— GIVEN REQUEST —
In the data below, locate each line with the word "抗原定性" and list it.

— THE RECORDS —
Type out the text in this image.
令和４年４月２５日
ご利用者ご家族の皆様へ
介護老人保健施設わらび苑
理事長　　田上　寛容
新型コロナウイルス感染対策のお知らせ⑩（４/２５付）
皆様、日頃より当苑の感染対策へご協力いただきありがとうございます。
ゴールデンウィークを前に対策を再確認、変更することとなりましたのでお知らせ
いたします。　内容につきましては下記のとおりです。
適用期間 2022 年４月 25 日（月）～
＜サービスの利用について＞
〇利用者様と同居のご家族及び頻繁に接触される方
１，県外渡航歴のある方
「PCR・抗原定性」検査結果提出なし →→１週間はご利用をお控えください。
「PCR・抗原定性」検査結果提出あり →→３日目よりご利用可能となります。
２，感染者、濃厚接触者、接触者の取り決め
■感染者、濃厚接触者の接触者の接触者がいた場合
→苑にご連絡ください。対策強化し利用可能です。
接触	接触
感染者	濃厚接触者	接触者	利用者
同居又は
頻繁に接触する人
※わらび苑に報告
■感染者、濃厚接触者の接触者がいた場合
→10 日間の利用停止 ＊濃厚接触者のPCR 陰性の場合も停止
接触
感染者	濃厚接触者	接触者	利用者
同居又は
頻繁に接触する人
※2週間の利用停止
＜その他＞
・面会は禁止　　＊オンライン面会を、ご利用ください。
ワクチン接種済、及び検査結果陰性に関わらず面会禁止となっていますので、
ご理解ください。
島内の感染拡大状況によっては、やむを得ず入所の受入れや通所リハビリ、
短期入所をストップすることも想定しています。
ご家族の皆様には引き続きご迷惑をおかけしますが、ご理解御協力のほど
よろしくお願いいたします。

— REPLY TO THE EXERCISE —
「PCR・抗原定性」検査結果提出なし →→１週間はご利用をお控えください。
「PCR・抗原定性」検査結果提出あり →→３日目よりご利用可能となります。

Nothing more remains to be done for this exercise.